• **Exercise**
Pull out every line from the listing that has the word "title".

• **Records for the task**
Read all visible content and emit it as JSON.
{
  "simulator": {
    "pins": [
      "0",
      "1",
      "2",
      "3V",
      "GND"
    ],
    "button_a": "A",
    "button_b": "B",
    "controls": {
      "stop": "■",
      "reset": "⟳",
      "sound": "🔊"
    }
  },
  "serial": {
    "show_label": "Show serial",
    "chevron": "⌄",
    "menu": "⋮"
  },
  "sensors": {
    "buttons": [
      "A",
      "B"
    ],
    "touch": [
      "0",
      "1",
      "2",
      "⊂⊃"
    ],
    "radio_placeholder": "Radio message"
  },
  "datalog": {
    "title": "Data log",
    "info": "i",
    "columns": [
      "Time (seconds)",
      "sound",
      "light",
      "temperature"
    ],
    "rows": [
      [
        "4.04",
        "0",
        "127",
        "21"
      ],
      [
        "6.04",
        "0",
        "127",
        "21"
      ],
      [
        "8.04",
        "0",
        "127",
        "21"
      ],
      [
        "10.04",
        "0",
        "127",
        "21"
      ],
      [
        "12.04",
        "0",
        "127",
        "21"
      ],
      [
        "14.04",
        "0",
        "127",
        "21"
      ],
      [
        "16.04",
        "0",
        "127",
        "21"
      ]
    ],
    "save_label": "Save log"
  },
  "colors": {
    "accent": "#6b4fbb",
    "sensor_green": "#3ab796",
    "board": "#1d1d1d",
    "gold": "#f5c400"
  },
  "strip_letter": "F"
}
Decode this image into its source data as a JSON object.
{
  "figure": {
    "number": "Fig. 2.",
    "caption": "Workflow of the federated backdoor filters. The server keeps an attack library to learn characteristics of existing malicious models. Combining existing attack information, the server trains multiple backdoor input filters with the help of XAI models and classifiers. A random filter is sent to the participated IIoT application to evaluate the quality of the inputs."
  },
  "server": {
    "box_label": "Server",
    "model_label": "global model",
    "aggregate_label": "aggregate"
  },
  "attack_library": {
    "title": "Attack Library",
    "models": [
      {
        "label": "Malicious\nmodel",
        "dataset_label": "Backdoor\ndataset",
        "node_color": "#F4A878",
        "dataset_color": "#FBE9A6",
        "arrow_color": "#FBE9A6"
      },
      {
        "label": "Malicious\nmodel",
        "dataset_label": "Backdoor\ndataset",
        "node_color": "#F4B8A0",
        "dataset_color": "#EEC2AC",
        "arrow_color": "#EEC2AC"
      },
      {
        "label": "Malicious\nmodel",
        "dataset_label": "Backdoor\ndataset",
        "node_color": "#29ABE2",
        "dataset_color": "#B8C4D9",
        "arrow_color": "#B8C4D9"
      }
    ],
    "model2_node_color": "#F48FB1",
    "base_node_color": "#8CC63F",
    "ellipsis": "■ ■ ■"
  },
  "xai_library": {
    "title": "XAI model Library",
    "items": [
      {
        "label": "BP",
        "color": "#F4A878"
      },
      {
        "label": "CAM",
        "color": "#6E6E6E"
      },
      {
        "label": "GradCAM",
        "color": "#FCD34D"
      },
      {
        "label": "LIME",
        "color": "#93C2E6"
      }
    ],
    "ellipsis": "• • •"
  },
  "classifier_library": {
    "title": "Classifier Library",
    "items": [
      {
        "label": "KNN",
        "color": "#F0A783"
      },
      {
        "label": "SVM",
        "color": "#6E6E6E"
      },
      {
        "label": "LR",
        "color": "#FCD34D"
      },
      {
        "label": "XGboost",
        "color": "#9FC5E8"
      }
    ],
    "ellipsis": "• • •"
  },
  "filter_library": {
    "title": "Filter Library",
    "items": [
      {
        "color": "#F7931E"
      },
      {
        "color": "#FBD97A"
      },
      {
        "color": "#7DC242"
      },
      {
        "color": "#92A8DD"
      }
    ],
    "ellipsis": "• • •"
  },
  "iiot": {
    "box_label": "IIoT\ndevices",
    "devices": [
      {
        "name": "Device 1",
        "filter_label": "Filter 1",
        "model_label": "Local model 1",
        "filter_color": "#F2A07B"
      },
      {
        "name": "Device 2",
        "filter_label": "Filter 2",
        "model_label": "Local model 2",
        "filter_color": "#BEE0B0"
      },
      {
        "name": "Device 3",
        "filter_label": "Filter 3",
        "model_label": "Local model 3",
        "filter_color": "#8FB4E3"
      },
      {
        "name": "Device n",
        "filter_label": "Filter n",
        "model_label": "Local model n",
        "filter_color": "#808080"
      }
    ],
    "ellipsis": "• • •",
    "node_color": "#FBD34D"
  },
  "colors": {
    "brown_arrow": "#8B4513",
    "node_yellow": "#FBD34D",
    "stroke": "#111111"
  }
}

• **Full solution**
    "title": "Data log",
    "title": "Attack Library",
    "title": "XAI model Library",
    "title": "Classifier Library",
    "title": "Filter Library",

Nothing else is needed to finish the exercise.